• Exercise instructions
Each entry below should be echoed exactly, with pictures omitted.

• Dataset rows
---

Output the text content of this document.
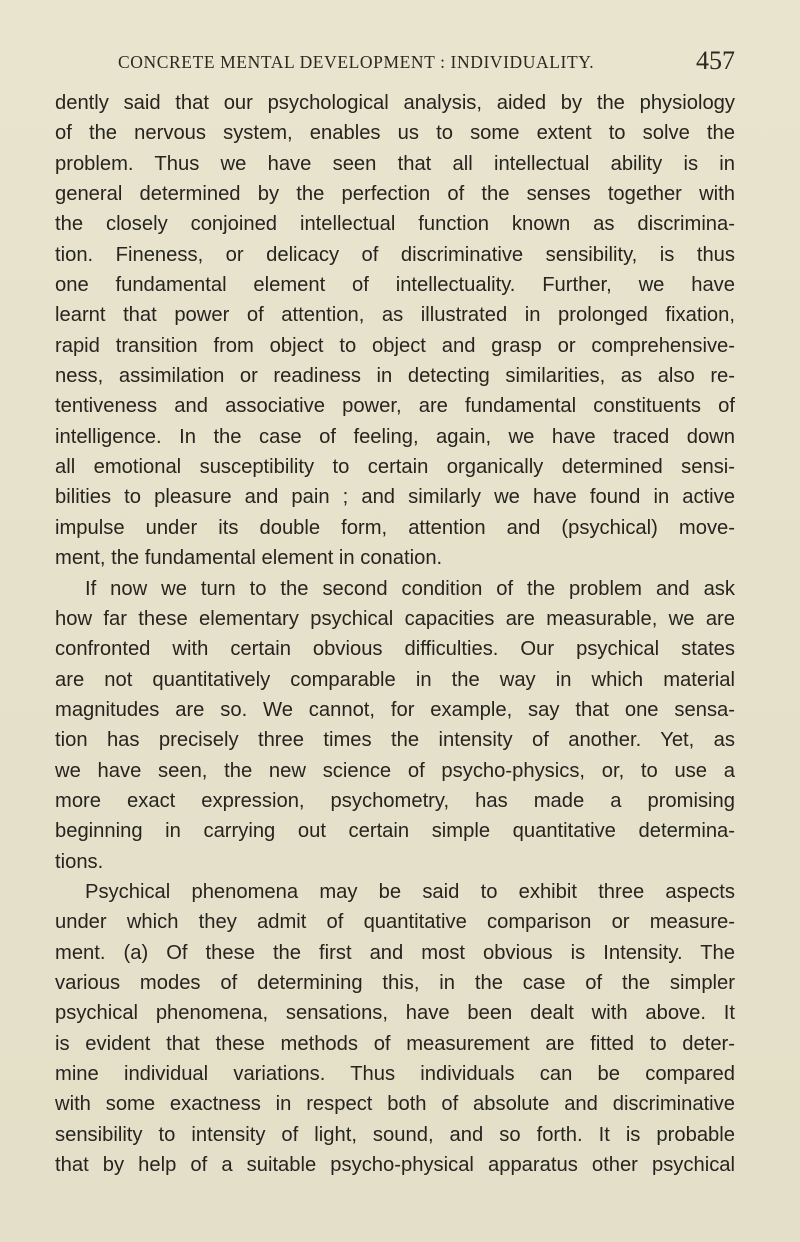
CONCRETE MENTAL DEVELOPMENT : INDIVIDUALITY.	457
dently said that our psychological analysis, aided by the physiology
of the nervous system, enables us to some extent to solve the
problem. Thus we have seen that all intellectual ability is in
general determined by the perfection of the senses together with
the closely conjoined intellectual function known as discrimina-
tion. Fineness, or delicacy of discriminative sensibility, is thus
one fundamental element of intellectuality. Further, we have
learnt that power of attention, as illustrated in prolonged fixation,
rapid transition from object to object and grasp or comprehensive-
ness, assimilation or readiness in detecting similarities, as also re-
tentiveness and associative power, are fundamental constituents of
intelligence. In the case of feeling, again, we have traced down
all emotional susceptibility to certain organically determined sensi-
bilities to pleasure and pain ; and similarly we have found in active
impulse under its double form, attention and (psychical) move-
ment, the fundamental element in conation.
If now we turn to the second condition of the problem and ask
how far these elementary psychical capacities are measurable, we are
confronted with certain obvious difficulties. Our psychical states
are not quantitatively comparable in the way in which material
magnitudes are so. We cannot, for example, say that one sensa-
tion has precisely three times the intensity of another. Yet, as
we have seen, the new science of psycho-physics, or, to use a
more exact expression, psychometry, has made a promising
beginning in carrying out certain simple quantitative determina-
tions.
Psychical phenomena may be said to exhibit three aspects
under which they admit of quantitative comparison or measure-
ment. (a) Of these the first and most obvious is Intensity. The
various modes of determining this, in the case of the simpler
psychical phenomena, sensations, have been dealt with above. It
is evident that these methods of measurement are fitted to deter-
mine individual variations. Thus individuals can be compared
with some exactness in respect both of absolute and discriminative
sensibility to intensity of light, sound, and so forth. It is probable
that by help of a suitable psycho-physical apparatus other psychical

---

• Written reply
Output the text content of this document.
CONCRETE MENTAL DEVELOPMENT : INDIVIDUALITY.	457
dently said that our psychological analysis, aided by the physiology
of the nervous system, enables us to some extent to solve the
problem. Thus we have seen that all intellectual ability is in
general determined by the perfection of the senses together with
the closely conjoined intellectual function known as discrimina-
tion. Fineness, or delicacy of discriminative sensibility, is thus
one fundamental element of intellectuality. Further, we have
learnt that power of attention, as illustrated in prolonged fixation,
rapid transition from object to object and grasp or comprehensive-
ness, assimilation or readiness in detecting similarities, as also re-
tentiveness and associative power, are fundamental constituents of
intelligence. In the case of feeling, again, we have traced down
all emotional susceptibility to certain organically determined sensi-
bilities to pleasure and pain ; and similarly we have found in active
impulse under its double form, attention and (psychical) move-
ment, the fundamental element in conation.
If now we turn to the second condition of the problem and ask
how far these elementary psychical capacities are measurable, we are
confronted with certain obvious difficulties. Our psychical states
are not quantitatively comparable in the way in which material
magnitudes are so. We cannot, for example, say that one sensa-
tion has precisely three times the intensity of another. Yet, as
we have seen, the new science of psycho-physics, or, to use a
more exact expression, psychometry, has made a promising
beginning in carrying out certain simple quantitative determina-
tions.
Psychical phenomena may be said to exhibit three aspects
under which they admit of quantitative comparison or measure-
ment. (a) Of these the first and most obvious is Intensity. The
various modes of determining this, in the case of the simpler
psychical phenomena, sensations, have been dealt with above. It
is evident that these methods of measurement are fitted to deter-
mine individual variations. Thus individuals can be compared
with some exactness in respect both of absolute and discriminative
sensibility to intensity of light, sound, and so forth. It is probable
that by help of a suitable psycho-physical apparatus other psychical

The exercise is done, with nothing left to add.